### Recorded data
▼

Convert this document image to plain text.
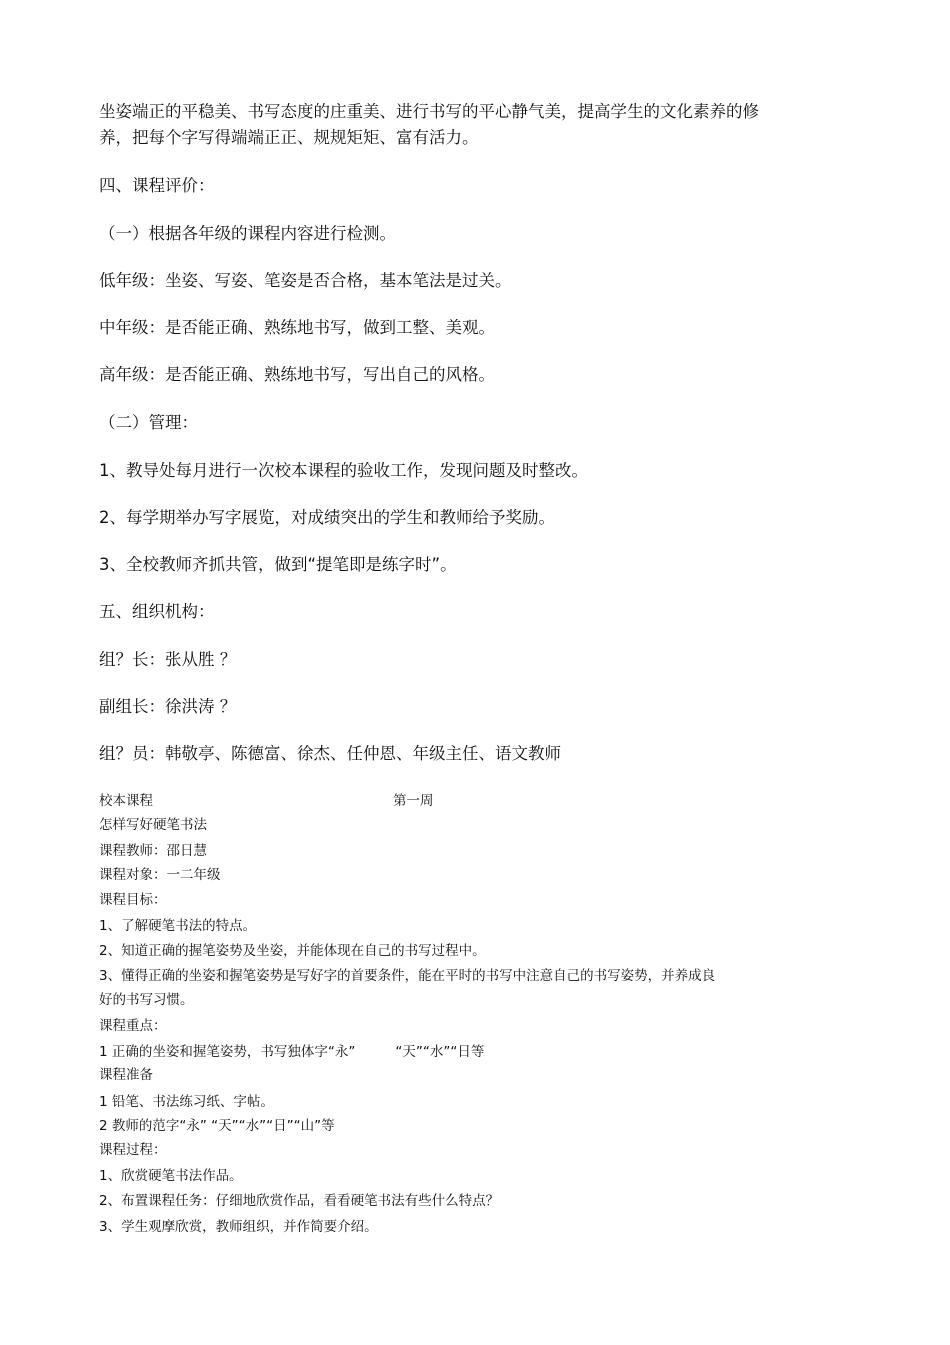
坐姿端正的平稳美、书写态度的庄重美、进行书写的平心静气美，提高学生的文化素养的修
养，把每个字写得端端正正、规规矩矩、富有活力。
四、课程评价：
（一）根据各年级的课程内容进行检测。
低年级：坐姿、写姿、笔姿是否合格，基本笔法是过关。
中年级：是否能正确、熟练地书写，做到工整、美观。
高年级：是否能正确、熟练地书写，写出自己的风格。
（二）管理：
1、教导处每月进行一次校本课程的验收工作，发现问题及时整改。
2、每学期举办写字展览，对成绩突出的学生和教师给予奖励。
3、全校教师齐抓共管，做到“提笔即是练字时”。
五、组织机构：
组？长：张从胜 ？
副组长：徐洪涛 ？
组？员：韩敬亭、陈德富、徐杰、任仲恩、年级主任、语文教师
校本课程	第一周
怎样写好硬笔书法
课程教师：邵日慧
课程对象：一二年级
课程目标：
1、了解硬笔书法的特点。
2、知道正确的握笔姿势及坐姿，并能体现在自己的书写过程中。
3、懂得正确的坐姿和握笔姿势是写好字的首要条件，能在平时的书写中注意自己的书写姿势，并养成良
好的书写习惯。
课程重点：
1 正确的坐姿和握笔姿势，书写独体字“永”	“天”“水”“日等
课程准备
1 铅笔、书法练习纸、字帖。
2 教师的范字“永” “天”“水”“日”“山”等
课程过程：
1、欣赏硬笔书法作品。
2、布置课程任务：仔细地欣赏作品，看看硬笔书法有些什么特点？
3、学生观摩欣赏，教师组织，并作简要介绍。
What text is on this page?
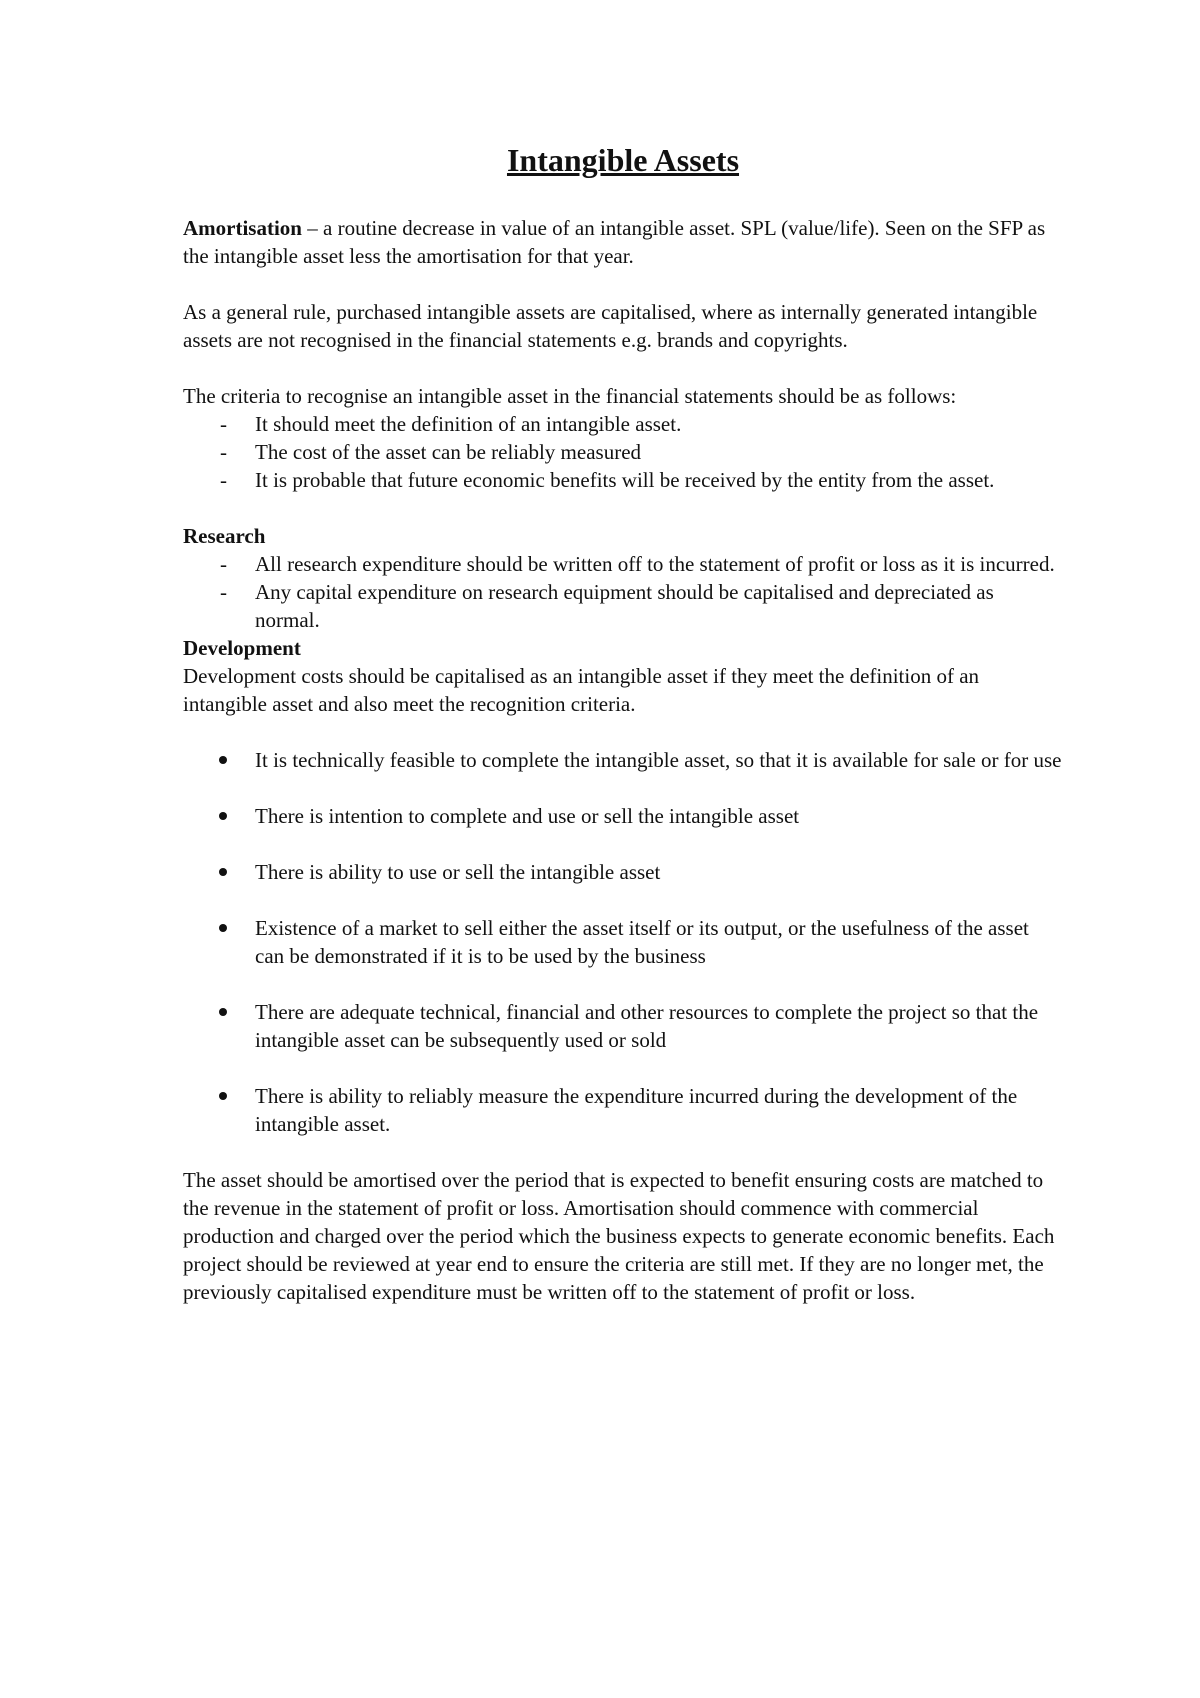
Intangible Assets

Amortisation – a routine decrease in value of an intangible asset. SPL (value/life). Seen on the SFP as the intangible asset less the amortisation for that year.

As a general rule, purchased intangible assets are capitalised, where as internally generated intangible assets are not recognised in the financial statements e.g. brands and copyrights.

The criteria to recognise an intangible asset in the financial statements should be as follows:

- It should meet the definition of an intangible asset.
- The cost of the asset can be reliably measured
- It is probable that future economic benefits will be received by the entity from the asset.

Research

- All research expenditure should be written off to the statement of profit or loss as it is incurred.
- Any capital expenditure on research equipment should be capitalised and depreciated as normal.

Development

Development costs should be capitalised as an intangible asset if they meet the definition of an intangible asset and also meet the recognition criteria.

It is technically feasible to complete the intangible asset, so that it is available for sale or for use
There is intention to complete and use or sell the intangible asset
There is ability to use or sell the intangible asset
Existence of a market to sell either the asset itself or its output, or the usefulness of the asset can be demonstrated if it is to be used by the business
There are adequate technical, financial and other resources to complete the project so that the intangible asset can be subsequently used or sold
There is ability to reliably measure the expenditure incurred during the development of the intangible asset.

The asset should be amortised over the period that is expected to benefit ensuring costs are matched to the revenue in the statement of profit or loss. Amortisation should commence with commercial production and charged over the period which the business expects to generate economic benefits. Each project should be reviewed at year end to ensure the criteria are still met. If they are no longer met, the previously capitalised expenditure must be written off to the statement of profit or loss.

▲

Leave the pictures out and copy the rest of the data exactly.

Convert this document image to plain text.
坐姿端正的平稳美、书写态度的庄重美、进行书写的平心静气美，提高学生的文化素养的修
养，把每个字写得端端正正、规规矩矩、富有活力。
四、课程评价：
（一）根据各年级的课程内容进行检测。
低年级：坐姿、写姿、笔姿是否合格，基本笔法是过关。
中年级：是否能正确、熟练地书写，做到工整、美观。
高年级：是否能正确、熟练地书写，写出自己的风格。
（二）管理：
1、教导处每月进行一次校本课程的验收工作，发现问题及时整改。
2、每学期举办写字展览，对成绩突出的学生和教师给予奖励。
3、全校教师齐抓共管，做到“提笔即是练字时”。
五、组织机构：
组？长：张从胜 ？
副组长：徐洪涛 ？
组？员：韩敬亭、陈德富、徐杰、任仲恩、年级主任、语文教师
校本课程	第一周
怎样写好硬笔书法
课程教师：邵日慧
课程对象：一二年级
课程目标：
1、了解硬笔书法的特点。
2、知道正确的握笔姿势及坐姿，并能体现在自己的书写过程中。
3、懂得正确的坐姿和握笔姿势是写好字的首要条件，能在平时的书写中注意自己的书写姿势，并养成良
好的书写习惯。
课程重点：
1 正确的坐姿和握笔姿势，书写独体字“永”	“天”“水”“日等
课程准备
1 铅笔、书法练习纸、字帖。
2 教师的范字“永” “天”“水”“日”“山”等
课程过程：
1、欣赏硬笔书法作品。
2、布置课程任务：仔细地欣赏作品，看看硬笔书法有些什么特点？
3、学生观摩欣赏，教师组织，并作简要介绍。
What text is on this page?
Intangible Assets

Amortisation – a routine decrease in value of an intangible asset. SPL (value/life). Seen on the SFP as the intangible asset less the amortisation for that year.

As a general rule, purchased intangible assets are capitalised, where as internally generated intangible assets are not recognised in the financial statements e.g. brands and copyrights.

The criteria to recognise an intangible asset in the financial statements should be as follows:

- It should meet the definition of an intangible asset.
- The cost of the asset can be reliably measured
- It is probable that future economic benefits will be received by the entity from the asset.

Research

- All research expenditure should be written off to the statement of profit or loss as it is incurred.
- Any capital expenditure on research equipment should be capitalised and depreciated as normal.

Development

Development costs should be capitalised as an intangible asset if they meet the definition of an intangible asset and also meet the recognition criteria.

It is technically feasible to complete the intangible asset, so that it is available for sale or for use
There is intention to complete and use or sell the intangible asset
There is ability to use or sell the intangible asset
Existence of a market to sell either the asset itself or its output, or the usefulness of the asset can be demonstrated if it is to be used by the business
There are adequate technical, financial and other resources to complete the project so that the intangible asset can be subsequently used or sold
There is ability to reliably measure the expenditure incurred during the development of the intangible asset.

The asset should be amortised over the period that is expected to benefit ensuring costs are matched to the revenue in the statement of profit or loss. Amortisation should commence with commercial production and charged over the period which the business expects to generate economic benefits. Each project should be reviewed at year end to ensure the criteria are still met. If they are no longer met, the previously capitalised expenditure must be written off to the statement of profit or loss.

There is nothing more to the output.